### Dataset rows

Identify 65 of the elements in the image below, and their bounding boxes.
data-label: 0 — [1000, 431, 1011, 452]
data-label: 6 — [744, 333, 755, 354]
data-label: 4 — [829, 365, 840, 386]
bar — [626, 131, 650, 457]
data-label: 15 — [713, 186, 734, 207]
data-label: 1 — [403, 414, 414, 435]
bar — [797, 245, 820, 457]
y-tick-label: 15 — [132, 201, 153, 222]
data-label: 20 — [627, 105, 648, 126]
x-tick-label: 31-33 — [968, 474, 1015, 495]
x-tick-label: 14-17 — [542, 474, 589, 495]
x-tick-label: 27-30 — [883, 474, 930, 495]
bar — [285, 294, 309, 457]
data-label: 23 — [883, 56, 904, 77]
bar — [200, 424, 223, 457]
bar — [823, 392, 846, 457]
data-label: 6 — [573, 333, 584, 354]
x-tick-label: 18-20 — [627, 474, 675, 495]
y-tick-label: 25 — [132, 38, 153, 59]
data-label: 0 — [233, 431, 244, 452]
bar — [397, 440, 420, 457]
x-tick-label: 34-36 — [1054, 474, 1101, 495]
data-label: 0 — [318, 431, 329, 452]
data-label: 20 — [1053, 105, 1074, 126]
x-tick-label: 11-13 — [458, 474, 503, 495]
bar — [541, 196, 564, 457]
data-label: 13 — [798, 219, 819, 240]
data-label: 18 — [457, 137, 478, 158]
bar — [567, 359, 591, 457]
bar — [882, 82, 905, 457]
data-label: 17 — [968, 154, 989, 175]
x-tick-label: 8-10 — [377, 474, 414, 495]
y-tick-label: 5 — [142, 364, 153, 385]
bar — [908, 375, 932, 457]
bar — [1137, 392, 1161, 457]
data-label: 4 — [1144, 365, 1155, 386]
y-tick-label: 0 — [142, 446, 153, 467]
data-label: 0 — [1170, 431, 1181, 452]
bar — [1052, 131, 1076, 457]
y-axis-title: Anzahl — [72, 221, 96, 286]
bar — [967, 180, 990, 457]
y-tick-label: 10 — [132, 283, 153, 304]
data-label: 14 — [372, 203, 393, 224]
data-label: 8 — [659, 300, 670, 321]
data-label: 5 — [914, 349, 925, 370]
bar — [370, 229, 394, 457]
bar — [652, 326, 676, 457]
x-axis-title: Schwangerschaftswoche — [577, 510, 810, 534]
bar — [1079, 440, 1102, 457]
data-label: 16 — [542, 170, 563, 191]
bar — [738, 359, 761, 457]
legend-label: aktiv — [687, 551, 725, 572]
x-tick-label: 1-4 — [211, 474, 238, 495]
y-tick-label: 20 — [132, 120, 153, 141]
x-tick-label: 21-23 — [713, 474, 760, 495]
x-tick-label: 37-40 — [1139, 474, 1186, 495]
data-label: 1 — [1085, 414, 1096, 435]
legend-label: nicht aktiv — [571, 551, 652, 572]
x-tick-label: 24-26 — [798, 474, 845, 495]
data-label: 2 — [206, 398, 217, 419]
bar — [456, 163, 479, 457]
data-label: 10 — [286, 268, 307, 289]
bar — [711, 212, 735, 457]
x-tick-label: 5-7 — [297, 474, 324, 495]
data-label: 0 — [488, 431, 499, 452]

### AIM
Please pull out each line of the data above that contains the string "legend".

### FINAL RESULT
legend-label: aktiv — [687, 551, 725, 572]
legend-label: nicht aktiv — [571, 551, 652, 572]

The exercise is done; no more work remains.